» **TASK INPUT**
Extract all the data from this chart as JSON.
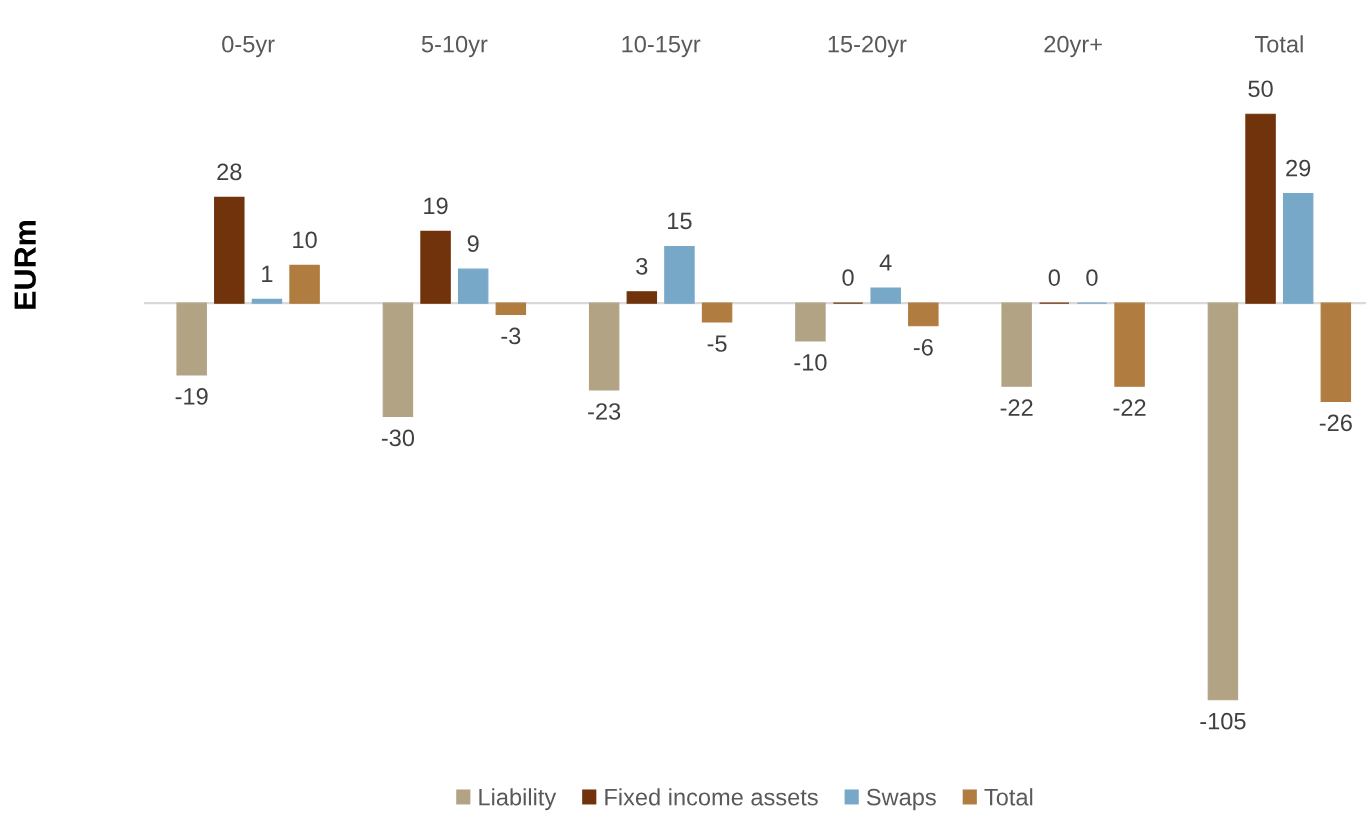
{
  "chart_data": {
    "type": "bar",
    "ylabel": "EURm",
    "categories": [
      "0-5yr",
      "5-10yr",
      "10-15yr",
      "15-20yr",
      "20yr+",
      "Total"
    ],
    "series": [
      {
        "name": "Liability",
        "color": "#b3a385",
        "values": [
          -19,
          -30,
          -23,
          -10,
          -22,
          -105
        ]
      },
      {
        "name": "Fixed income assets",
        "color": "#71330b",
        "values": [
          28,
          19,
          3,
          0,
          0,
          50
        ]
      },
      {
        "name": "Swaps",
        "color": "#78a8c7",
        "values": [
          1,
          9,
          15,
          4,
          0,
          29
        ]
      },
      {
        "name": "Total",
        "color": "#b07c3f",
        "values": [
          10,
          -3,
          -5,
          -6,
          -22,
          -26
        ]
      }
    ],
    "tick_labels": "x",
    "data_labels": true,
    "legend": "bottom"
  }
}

» **AIM OF THE TASK**
Search the lines for the string "name" and copy every line that has it.

» **FULL ANSWER**
        "name": "Liability",
        "name": "Fixed income assets",
        "name": "Swaps",
        "name": "Total",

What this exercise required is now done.